▸ **GIVEN REQUEST**: Search the data below for the word "screenshot" and copy each line that holds it.
+ + + +
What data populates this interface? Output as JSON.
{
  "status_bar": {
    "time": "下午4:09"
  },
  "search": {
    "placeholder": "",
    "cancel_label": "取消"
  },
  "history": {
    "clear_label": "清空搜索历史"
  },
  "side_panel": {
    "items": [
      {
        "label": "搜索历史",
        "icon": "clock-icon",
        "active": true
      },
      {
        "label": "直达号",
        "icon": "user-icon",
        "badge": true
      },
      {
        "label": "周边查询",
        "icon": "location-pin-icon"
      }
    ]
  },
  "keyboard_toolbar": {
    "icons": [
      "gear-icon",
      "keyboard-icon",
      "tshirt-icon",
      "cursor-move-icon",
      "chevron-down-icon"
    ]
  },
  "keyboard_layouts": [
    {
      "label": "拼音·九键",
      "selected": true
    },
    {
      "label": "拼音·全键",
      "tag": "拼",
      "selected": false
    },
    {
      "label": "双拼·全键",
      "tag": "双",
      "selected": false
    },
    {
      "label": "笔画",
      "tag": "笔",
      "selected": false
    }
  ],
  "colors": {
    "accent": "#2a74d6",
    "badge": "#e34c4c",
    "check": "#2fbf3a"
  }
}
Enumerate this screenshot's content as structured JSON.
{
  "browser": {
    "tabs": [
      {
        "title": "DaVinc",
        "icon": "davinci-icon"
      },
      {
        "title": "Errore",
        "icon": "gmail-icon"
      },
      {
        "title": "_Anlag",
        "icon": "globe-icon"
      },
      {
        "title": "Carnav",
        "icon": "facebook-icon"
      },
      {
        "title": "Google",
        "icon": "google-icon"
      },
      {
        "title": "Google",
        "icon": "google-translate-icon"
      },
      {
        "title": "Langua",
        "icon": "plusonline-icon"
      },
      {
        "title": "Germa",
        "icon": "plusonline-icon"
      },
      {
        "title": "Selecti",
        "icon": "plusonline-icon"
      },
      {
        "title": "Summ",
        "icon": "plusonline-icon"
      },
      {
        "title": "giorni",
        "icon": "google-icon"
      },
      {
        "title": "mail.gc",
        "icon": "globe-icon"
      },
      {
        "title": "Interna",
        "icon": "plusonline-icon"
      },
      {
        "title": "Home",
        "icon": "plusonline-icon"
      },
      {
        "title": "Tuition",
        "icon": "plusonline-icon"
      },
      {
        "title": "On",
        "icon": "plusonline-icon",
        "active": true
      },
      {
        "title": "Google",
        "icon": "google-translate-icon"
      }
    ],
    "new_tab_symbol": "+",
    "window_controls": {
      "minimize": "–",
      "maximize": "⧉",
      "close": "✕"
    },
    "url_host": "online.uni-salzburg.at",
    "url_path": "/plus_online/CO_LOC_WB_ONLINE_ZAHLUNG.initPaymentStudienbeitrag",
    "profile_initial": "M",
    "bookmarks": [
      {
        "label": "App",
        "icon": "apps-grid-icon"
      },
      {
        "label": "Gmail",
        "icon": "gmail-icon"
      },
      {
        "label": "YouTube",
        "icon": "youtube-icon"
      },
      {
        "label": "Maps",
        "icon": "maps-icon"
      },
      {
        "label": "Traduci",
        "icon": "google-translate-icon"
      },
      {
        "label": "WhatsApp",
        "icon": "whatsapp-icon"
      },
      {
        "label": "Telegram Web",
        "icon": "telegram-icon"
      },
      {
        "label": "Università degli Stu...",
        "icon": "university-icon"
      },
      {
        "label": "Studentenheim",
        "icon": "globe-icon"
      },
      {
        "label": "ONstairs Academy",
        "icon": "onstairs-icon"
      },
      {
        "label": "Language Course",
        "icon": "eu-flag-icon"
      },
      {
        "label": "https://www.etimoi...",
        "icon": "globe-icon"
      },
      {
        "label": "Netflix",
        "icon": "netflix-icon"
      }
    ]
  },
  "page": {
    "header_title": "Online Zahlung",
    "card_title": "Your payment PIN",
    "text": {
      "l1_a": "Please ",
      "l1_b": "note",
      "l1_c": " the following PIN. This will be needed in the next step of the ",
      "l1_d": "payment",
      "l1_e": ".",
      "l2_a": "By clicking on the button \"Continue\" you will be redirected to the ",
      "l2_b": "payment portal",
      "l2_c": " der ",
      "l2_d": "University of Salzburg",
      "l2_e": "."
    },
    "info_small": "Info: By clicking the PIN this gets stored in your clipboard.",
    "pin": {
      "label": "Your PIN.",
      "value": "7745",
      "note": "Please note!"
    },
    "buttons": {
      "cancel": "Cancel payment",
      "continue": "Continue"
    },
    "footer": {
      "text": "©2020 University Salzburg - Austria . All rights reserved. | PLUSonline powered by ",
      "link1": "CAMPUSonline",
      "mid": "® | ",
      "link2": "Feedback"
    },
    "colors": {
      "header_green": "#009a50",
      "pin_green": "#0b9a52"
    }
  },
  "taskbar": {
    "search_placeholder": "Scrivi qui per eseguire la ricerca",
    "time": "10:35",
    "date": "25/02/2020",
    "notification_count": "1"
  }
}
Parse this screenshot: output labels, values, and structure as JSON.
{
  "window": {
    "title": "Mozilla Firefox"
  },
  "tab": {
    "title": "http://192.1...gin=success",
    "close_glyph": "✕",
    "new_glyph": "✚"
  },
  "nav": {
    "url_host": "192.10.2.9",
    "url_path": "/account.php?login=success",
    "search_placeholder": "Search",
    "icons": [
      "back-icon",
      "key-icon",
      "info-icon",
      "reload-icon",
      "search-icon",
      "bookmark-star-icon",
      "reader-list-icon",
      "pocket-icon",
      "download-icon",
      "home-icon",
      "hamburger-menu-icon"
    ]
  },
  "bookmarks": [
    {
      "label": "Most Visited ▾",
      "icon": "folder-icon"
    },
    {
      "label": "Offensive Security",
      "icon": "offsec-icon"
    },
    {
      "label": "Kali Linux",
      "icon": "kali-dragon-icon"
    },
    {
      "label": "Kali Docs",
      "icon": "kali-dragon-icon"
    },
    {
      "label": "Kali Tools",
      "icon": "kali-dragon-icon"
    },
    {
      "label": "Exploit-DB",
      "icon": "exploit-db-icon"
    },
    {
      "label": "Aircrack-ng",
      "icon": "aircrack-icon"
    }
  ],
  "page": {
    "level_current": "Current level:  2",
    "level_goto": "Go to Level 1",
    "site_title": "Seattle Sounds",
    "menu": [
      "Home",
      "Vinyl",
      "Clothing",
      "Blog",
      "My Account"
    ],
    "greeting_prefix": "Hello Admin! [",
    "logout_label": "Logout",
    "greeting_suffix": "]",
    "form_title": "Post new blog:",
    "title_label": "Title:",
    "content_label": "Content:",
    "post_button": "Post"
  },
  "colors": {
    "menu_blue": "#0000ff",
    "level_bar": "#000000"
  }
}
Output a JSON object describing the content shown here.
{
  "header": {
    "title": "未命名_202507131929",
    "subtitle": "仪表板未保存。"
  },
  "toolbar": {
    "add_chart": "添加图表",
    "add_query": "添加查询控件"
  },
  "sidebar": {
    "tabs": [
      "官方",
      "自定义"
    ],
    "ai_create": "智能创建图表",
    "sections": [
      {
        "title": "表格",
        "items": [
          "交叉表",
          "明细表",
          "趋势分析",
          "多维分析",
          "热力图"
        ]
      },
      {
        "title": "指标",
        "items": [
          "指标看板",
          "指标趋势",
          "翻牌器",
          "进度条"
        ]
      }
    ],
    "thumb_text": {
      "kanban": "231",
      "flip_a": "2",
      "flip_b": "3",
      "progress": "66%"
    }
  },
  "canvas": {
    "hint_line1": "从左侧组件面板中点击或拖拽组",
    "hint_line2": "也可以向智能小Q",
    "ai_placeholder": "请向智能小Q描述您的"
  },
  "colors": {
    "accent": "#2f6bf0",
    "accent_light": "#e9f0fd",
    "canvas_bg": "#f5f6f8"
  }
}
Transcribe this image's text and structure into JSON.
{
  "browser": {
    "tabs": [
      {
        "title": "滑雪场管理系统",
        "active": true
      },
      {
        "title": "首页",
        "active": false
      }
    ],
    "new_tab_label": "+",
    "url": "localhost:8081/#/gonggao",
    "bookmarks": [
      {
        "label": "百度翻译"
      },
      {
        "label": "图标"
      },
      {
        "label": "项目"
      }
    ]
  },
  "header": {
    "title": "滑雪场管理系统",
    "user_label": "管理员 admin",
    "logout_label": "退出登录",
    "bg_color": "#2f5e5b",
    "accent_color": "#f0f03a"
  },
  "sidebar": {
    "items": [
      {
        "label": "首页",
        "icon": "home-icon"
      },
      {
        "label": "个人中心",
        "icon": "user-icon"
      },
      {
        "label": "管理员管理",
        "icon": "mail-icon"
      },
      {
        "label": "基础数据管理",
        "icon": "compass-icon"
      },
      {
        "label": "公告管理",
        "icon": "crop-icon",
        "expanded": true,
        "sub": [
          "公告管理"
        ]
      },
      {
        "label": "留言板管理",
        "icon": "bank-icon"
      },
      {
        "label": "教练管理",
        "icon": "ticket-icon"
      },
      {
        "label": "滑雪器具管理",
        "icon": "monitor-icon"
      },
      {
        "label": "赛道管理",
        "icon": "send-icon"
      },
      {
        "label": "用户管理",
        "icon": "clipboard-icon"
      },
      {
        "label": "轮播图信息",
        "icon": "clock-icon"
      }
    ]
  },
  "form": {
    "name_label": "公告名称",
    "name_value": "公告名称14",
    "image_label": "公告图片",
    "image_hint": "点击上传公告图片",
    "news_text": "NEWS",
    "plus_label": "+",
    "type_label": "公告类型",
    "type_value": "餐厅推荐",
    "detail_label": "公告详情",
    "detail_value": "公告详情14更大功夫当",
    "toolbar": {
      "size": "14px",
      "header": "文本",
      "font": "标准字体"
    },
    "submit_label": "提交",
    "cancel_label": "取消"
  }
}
+ + + +
▸ **RESULT BELOW**:
Enumerate this screenshot's content as structured JSON.
Parse this screenshot: output labels, values, and structure as JSON.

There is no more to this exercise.